__To do__. Word for word, repeat the entries, minus the pictures.
━━━ Listed records
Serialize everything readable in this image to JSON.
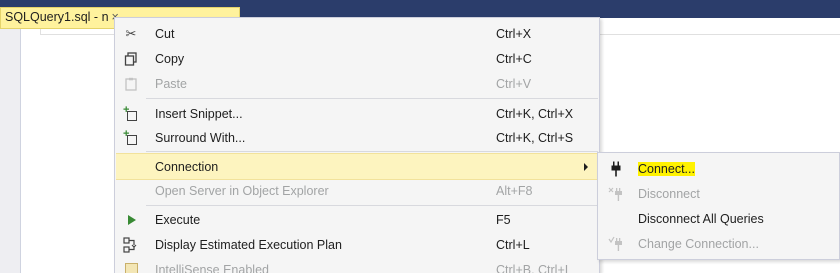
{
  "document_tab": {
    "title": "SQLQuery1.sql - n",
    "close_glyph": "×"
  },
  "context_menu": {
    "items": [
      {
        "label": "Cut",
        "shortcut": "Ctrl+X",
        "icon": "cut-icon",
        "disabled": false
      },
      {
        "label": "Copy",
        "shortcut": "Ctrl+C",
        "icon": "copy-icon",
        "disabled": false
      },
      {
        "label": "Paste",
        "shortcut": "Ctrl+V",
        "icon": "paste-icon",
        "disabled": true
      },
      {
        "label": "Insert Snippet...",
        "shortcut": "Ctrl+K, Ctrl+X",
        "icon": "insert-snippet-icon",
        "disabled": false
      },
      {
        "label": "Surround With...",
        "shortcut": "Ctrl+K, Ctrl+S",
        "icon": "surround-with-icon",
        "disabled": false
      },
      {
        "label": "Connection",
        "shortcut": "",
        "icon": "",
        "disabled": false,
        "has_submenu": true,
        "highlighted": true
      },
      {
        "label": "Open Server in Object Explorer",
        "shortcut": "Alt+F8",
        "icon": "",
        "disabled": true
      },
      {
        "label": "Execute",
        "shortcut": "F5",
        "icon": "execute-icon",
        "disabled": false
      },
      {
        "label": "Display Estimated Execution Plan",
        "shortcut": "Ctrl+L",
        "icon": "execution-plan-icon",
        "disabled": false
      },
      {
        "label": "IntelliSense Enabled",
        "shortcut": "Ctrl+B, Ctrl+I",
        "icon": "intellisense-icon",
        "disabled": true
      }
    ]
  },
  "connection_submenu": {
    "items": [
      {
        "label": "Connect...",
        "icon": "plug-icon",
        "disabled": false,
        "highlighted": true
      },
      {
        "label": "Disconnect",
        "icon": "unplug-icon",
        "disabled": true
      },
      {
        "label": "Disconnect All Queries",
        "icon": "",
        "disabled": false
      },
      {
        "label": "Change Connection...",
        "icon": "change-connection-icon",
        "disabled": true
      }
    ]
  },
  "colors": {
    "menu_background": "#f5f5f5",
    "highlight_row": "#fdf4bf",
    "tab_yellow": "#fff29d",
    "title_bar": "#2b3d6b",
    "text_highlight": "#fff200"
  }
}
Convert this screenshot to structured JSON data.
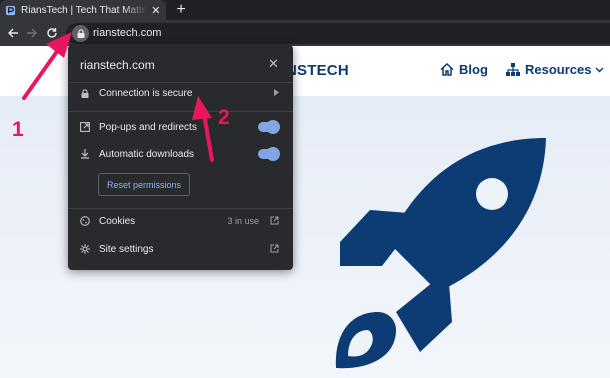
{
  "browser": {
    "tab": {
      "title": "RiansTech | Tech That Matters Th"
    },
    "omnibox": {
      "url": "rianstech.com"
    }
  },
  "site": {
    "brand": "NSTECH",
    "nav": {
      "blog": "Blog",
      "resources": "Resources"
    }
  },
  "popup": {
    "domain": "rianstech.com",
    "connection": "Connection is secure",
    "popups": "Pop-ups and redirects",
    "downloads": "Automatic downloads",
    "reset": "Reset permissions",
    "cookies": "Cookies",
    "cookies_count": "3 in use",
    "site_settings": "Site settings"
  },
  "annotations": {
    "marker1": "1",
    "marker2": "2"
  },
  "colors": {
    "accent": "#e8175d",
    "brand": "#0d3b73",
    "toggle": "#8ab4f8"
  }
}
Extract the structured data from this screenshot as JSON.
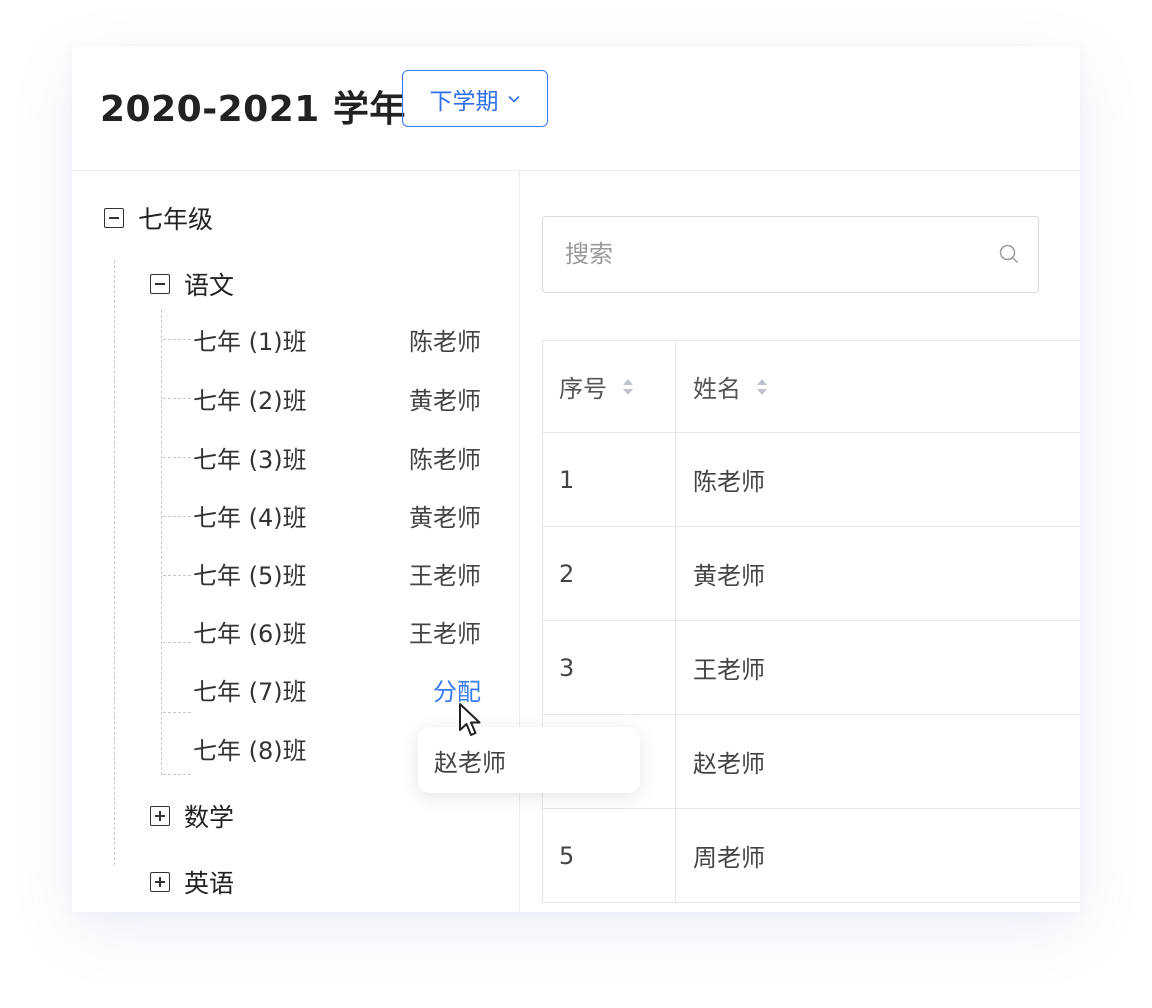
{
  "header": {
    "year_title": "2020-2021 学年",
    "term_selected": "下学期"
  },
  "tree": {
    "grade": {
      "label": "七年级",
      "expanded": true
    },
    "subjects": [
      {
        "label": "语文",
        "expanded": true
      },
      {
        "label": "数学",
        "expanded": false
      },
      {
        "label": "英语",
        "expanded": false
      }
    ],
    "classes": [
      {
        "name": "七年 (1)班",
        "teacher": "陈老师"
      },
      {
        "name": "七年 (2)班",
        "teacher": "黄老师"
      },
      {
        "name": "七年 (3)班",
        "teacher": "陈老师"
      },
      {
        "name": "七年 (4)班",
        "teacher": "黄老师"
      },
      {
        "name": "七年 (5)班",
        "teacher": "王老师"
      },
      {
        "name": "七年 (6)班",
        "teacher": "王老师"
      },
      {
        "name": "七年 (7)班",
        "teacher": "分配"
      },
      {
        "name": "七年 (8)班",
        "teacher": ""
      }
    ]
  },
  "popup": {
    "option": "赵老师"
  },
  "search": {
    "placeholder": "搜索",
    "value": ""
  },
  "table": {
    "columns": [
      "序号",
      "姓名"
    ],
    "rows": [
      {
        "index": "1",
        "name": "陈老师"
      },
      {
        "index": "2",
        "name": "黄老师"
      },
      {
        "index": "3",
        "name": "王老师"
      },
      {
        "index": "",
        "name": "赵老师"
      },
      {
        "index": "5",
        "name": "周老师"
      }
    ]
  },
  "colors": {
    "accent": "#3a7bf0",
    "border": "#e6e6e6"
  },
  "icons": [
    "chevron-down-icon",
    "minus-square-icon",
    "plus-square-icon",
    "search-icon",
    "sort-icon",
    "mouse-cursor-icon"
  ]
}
━━━━━━
__Result of the exercise__.
Serialize everything readable in this image to JSON.
{
  "document_tab": {
    "title": "SQLQuery1.sql - n",
    "close_glyph": "×"
  },
  "context_menu": {
    "items": [
      {
        "label": "Cut",
        "shortcut": "Ctrl+X",
        "icon": "cut-icon",
        "disabled": false
      },
      {
        "label": "Copy",
        "shortcut": "Ctrl+C",
        "icon": "copy-icon",
        "disabled": false
      },
      {
        "label": "Paste",
        "shortcut": "Ctrl+V",
        "icon": "paste-icon",
        "disabled": true
      },
      {
        "label": "Insert Snippet...",
        "shortcut": "Ctrl+K, Ctrl+X",
        "icon": "insert-snippet-icon",
        "disabled": false
      },
      {
        "label": "Surround With...",
        "shortcut": "Ctrl+K, Ctrl+S",
        "icon": "surround-with-icon",
        "disabled": false
      },
      {
        "label": "Connection",
        "shortcut": "",
        "icon": "",
        "disabled": false,
        "has_submenu": true,
        "highlighted": true
      },
      {
        "label": "Open Server in Object Explorer",
        "shortcut": "Alt+F8",
        "icon": "",
        "disabled": true
      },
      {
        "label": "Execute",
        "shortcut": "F5",
        "icon": "execute-icon",
        "disabled": false
      },
      {
        "label": "Display Estimated Execution Plan",
        "shortcut": "Ctrl+L",
        "icon": "execution-plan-icon",
        "disabled": false
      },
      {
        "label": "IntelliSense Enabled",
        "shortcut": "Ctrl+B, Ctrl+I",
        "icon": "intellisense-icon",
        "disabled": true
      }
    ]
  },
  "connection_submenu": {
    "items": [
      {
        "label": "Connect...",
        "icon": "plug-icon",
        "disabled": false,
        "highlighted": true
      },
      {
        "label": "Disconnect",
        "icon": "unplug-icon",
        "disabled": true
      },
      {
        "label": "Disconnect All Queries",
        "icon": "",
        "disabled": false
      },
      {
        "label": "Change Connection...",
        "icon": "change-connection-icon",
        "disabled": true
      }
    ]
  },
  "colors": {
    "menu_background": "#f5f5f5",
    "highlight_row": "#fdf4bf",
    "tab_yellow": "#fff29d",
    "title_bar": "#2b3d6b",
    "text_highlight": "#fff200"
  }
}
Convert this screenshot to structured JSON data.
{
  "browser": {
    "tab": {
      "title": "RiansTech | Tech That Matters Th"
    },
    "omnibox": {
      "url": "rianstech.com"
    }
  },
  "site": {
    "brand": "NSTECH",
    "nav": {
      "blog": "Blog",
      "resources": "Resources"
    }
  },
  "popup": {
    "domain": "rianstech.com",
    "connection": "Connection is secure",
    "popups": "Pop-ups and redirects",
    "downloads": "Automatic downloads",
    "reset": "Reset permissions",
    "cookies": "Cookies",
    "cookies_count": "3 in use",
    "site_settings": "Site settings"
  },
  "annotations": {
    "marker1": "1",
    "marker2": "2"
  },
  "colors": {
    "accent": "#e8175d",
    "brand": "#0d3b73",
    "toggle": "#8ab4f8"
  }
}
Extract the structured data from this screenshot as JSON.
{
  "header": {
    "year_title": "2020-2021 学年",
    "term_selected": "下学期"
  },
  "tree": {
    "grade": {
      "label": "七年级",
      "expanded": true
    },
    "subjects": [
      {
        "label": "语文",
        "expanded": true
      },
      {
        "label": "数学",
        "expanded": false
      },
      {
        "label": "英语",
        "expanded": false
      }
    ],
    "classes": [
      {
        "name": "七年 (1)班",
        "teacher": "陈老师"
      },
      {
        "name": "七年 (2)班",
        "teacher": "黄老师"
      },
      {
        "name": "七年 (3)班",
        "teacher": "陈老师"
      },
      {
        "name": "七年 (4)班",
        "teacher": "黄老师"
      },
      {
        "name": "七年 (5)班",
        "teacher": "王老师"
      },
      {
        "name": "七年 (6)班",
        "teacher": "王老师"
      },
      {
        "name": "七年 (7)班",
        "teacher": "分配"
      },
      {
        "name": "七年 (8)班",
        "teacher": ""
      }
    ]
  },
  "popup": {
    "option": "赵老师"
  },
  "search": {
    "placeholder": "搜索",
    "value": ""
  },
  "table": {
    "columns": [
      "序号",
      "姓名"
    ],
    "rows": [
      {
        "index": "1",
        "name": "陈老师"
      },
      {
        "index": "2",
        "name": "黄老师"
      },
      {
        "index": "3",
        "name": "王老师"
      },
      {
        "index": "",
        "name": "赵老师"
      },
      {
        "index": "5",
        "name": "周老师"
      }
    ]
  },
  "colors": {
    "accent": "#3a7bf0",
    "border": "#e6e6e6"
  },
  "icons": [
    "chevron-down-icon",
    "minus-square-icon",
    "plus-square-icon",
    "search-icon",
    "sort-icon",
    "mouse-cursor-icon"
  ]
}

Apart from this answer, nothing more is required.